Instructions to follow: Transcribe the records that follow. Keep every word exactly, and drop the pictures.

Extracted data entries:
◇ ◇ ◇ ◇

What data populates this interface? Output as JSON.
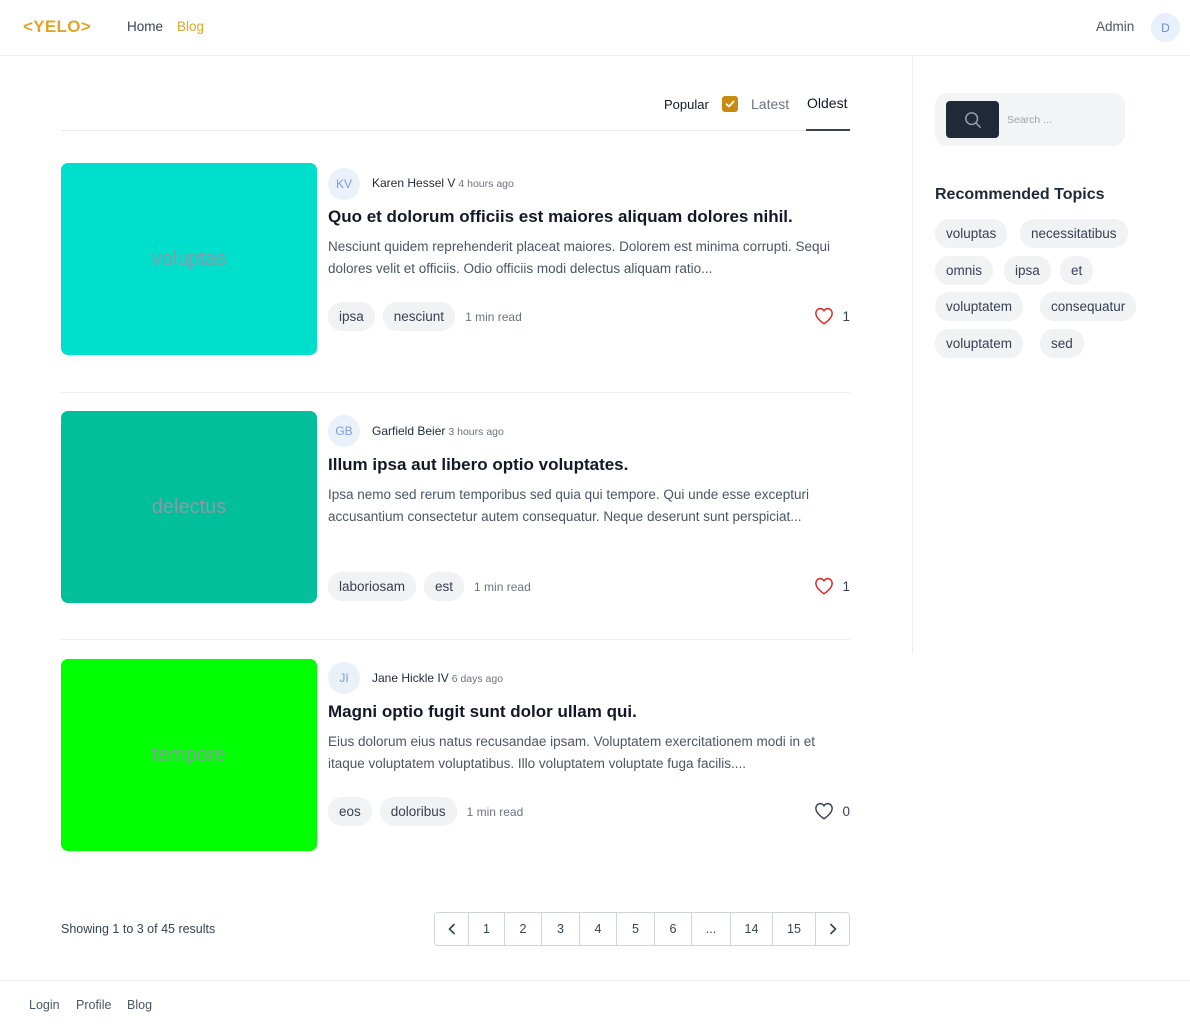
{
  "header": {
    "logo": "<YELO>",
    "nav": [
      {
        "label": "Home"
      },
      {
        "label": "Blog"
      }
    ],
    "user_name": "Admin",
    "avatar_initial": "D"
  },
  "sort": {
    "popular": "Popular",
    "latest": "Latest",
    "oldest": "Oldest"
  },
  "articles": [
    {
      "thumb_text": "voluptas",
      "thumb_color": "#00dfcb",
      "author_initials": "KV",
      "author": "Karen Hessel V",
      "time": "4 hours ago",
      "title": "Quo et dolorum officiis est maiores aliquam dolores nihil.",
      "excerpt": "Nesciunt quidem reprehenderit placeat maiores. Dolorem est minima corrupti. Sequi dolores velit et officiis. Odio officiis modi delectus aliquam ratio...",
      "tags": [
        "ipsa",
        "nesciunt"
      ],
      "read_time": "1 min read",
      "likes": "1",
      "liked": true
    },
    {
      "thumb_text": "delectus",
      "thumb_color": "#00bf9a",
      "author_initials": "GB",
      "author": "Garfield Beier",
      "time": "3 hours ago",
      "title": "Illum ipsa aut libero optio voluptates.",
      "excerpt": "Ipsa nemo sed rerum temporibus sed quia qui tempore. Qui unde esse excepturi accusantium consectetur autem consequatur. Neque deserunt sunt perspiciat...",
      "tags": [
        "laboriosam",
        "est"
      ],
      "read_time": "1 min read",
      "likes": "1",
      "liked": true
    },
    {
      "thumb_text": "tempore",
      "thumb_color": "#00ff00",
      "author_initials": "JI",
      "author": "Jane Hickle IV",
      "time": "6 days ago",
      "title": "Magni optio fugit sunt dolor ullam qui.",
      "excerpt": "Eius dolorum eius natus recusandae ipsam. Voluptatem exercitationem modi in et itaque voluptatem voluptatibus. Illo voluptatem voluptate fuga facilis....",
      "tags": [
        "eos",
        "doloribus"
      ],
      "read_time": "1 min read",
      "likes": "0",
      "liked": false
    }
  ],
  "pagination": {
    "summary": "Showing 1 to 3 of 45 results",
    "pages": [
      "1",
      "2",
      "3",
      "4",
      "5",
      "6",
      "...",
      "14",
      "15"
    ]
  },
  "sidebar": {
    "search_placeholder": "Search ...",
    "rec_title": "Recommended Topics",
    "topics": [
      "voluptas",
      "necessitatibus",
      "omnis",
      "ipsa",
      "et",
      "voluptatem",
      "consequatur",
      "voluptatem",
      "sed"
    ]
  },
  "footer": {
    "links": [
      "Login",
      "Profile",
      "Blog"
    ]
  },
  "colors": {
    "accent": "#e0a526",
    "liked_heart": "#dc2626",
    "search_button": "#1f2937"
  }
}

◇ ◇ ◇ ◇

Answer:
What data populates this interface? Output as JSON.
{
  "header": {
    "logo": "<YELO>",
    "nav": [
      {
        "label": "Home"
      },
      {
        "label": "Blog"
      }
    ],
    "user_name": "Admin",
    "avatar_initial": "D"
  },
  "sort": {
    "popular": "Popular",
    "latest": "Latest",
    "oldest": "Oldest"
  },
  "articles": [
    {
      "thumb_text": "voluptas",
      "thumb_color": "#00dfcb",
      "author_initials": "KV",
      "author": "Karen Hessel V",
      "time": "4 hours ago",
      "title": "Quo et dolorum officiis est maiores aliquam dolores nihil.",
      "excerpt": "Nesciunt quidem reprehenderit placeat maiores. Dolorem est minima corrupti. Sequi dolores velit et officiis. Odio officiis modi delectus aliquam ratio...",
      "tags": [
        "ipsa",
        "nesciunt"
      ],
      "read_time": "1 min read",
      "likes": "1",
      "liked": true
    },
    {
      "thumb_text": "delectus",
      "thumb_color": "#00bf9a",
      "author_initials": "GB",
      "author": "Garfield Beier",
      "time": "3 hours ago",
      "title": "Illum ipsa aut libero optio voluptates.",
      "excerpt": "Ipsa nemo sed rerum temporibus sed quia qui tempore. Qui unde esse excepturi accusantium consectetur autem consequatur. Neque deserunt sunt perspiciat...",
      "tags": [
        "laboriosam",
        "est"
      ],
      "read_time": "1 min read",
      "likes": "1",
      "liked": true
    },
    {
      "thumb_text": "tempore",
      "thumb_color": "#00ff00",
      "author_initials": "JI",
      "author": "Jane Hickle IV",
      "time": "6 days ago",
      "title": "Magni optio fugit sunt dolor ullam qui.",
      "excerpt": "Eius dolorum eius natus recusandae ipsam. Voluptatem exercitationem modi in et itaque voluptatem voluptatibus. Illo voluptatem voluptate fuga facilis....",
      "tags": [
        "eos",
        "doloribus"
      ],
      "read_time": "1 min read",
      "likes": "0",
      "liked": false
    }
  ],
  "pagination": {
    "summary": "Showing 1 to 3 of 45 results",
    "pages": [
      "1",
      "2",
      "3",
      "4",
      "5",
      "6",
      "...",
      "14",
      "15"
    ]
  },
  "sidebar": {
    "search_placeholder": "Search ...",
    "rec_title": "Recommended Topics",
    "topics": [
      "voluptas",
      "necessitatibus",
      "omnis",
      "ipsa",
      "et",
      "voluptatem",
      "consequatur",
      "voluptatem",
      "sed"
    ]
  },
  "footer": {
    "links": [
      "Login",
      "Profile",
      "Blog"
    ]
  },
  "colors": {
    "accent": "#e0a526",
    "liked_heart": "#dc2626",
    "search_button": "#1f2937"
  }
}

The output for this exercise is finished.